YOUR TASK
List every line in this data where the string "Decode" occurs.

▼

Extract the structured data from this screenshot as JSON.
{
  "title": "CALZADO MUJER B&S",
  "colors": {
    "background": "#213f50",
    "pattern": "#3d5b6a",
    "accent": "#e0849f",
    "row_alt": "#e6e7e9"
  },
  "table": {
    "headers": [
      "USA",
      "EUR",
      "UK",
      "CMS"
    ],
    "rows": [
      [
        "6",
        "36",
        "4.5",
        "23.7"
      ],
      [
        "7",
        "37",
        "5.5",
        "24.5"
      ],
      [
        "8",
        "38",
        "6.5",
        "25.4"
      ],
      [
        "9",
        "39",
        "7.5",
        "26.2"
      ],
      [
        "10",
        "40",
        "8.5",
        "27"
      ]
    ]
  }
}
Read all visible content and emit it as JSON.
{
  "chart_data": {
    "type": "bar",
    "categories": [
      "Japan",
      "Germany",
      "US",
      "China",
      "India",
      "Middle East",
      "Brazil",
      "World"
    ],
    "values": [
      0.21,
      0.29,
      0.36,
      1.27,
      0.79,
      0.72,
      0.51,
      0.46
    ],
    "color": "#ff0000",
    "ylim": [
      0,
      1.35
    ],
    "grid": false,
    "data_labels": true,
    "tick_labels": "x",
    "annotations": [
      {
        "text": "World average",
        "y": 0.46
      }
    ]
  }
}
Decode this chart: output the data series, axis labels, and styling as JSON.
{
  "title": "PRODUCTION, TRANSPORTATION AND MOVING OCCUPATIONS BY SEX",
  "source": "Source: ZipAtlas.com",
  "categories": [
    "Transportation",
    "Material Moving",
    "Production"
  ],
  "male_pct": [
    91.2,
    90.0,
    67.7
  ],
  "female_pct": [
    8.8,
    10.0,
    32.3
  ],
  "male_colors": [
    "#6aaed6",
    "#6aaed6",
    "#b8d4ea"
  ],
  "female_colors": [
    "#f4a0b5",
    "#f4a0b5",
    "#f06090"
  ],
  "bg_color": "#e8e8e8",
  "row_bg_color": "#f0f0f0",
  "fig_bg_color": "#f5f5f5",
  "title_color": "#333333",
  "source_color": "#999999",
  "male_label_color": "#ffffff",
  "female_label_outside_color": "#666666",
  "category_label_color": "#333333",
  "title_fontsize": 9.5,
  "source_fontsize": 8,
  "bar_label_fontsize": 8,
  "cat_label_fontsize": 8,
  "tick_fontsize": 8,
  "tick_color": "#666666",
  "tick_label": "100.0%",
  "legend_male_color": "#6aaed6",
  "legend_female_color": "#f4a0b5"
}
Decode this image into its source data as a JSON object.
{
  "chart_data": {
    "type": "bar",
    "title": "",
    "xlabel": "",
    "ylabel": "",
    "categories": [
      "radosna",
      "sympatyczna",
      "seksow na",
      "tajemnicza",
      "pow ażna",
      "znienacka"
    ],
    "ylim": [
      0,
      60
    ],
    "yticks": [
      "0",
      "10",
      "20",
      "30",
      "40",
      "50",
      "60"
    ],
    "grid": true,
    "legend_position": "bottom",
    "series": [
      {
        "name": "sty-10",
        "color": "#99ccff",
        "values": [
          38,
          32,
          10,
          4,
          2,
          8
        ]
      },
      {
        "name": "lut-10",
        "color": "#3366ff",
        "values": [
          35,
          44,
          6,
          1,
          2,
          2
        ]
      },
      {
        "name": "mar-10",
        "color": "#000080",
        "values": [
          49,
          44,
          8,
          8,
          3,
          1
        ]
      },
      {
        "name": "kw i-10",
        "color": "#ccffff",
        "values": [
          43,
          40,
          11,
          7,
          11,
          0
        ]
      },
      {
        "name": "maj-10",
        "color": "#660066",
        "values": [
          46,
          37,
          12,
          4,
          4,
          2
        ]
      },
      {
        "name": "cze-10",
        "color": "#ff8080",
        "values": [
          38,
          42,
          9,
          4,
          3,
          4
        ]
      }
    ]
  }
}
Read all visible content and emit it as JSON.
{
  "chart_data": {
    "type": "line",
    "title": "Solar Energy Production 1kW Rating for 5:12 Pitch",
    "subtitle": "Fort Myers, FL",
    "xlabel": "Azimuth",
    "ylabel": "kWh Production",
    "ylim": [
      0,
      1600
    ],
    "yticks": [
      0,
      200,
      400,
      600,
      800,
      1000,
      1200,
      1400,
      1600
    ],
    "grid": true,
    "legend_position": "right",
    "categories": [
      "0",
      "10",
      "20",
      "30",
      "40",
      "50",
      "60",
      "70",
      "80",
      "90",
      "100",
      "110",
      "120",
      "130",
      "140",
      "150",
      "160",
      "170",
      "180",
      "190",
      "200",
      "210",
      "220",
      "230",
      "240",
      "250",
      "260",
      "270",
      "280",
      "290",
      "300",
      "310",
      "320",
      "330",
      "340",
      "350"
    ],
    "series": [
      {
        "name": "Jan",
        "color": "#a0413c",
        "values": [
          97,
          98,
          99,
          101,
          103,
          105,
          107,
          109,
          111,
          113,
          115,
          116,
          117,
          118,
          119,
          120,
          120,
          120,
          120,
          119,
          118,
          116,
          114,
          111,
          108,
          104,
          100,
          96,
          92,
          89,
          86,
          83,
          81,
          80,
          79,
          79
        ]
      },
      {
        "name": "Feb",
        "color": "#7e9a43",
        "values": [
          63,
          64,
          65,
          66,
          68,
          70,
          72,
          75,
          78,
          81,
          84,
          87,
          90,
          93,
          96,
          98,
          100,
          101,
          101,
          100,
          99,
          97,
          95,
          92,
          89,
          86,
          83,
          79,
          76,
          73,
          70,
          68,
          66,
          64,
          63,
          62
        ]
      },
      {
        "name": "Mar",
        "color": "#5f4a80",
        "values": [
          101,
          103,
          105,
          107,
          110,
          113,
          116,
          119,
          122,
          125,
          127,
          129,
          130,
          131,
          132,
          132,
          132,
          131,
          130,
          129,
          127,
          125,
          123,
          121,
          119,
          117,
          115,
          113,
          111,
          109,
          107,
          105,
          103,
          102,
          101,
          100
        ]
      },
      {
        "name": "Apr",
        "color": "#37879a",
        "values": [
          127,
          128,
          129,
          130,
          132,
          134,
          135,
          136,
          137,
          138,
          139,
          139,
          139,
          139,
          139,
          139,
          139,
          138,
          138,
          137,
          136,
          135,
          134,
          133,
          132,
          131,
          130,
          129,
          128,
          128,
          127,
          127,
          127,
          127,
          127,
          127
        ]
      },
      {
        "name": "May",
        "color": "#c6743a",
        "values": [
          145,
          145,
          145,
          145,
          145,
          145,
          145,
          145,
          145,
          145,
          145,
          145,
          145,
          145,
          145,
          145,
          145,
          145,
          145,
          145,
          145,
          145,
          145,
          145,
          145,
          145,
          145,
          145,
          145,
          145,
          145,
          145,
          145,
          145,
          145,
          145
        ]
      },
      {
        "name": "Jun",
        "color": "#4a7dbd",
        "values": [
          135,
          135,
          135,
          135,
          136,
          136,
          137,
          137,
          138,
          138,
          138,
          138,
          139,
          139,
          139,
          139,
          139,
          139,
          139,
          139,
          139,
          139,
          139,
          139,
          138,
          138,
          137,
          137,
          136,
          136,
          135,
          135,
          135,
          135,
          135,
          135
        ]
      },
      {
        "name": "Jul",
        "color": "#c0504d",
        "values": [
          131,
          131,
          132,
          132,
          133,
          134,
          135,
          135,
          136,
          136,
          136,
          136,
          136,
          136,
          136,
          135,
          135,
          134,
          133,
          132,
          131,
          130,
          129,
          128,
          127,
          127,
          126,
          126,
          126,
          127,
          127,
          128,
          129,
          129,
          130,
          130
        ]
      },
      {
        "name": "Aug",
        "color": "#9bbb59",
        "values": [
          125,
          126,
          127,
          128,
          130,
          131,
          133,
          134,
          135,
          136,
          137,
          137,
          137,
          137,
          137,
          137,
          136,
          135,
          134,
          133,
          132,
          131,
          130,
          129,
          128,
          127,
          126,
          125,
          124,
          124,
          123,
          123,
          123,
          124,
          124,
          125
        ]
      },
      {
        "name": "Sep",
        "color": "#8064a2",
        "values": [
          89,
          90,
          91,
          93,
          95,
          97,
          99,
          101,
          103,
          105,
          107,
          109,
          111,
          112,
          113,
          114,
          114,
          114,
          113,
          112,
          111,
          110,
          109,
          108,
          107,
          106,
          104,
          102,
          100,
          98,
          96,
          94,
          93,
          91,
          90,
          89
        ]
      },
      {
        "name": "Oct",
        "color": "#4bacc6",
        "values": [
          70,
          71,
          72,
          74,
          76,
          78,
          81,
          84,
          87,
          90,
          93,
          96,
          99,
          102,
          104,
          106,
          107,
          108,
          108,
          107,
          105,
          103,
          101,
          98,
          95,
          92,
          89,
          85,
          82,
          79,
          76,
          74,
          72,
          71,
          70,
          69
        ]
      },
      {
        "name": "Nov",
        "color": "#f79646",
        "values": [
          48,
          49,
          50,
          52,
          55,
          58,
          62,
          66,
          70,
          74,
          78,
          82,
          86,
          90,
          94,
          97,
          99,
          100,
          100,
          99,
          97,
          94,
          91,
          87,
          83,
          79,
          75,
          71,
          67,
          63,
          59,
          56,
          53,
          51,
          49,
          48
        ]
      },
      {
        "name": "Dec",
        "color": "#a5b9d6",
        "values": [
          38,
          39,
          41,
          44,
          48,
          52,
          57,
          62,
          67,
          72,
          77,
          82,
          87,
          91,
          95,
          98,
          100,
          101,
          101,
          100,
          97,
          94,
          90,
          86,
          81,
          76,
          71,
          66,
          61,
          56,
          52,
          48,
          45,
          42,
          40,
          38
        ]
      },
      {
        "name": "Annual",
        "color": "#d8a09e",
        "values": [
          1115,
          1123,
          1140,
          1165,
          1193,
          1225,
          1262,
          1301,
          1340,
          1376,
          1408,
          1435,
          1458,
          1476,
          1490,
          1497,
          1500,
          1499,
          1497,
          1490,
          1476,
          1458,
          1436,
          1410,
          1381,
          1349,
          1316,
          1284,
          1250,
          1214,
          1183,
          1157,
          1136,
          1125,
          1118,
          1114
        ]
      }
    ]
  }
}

▲

RESULT
Decode this chart: output the data series, axis labels, and styling as JSON.
Decode this image into its source data as a JSON object.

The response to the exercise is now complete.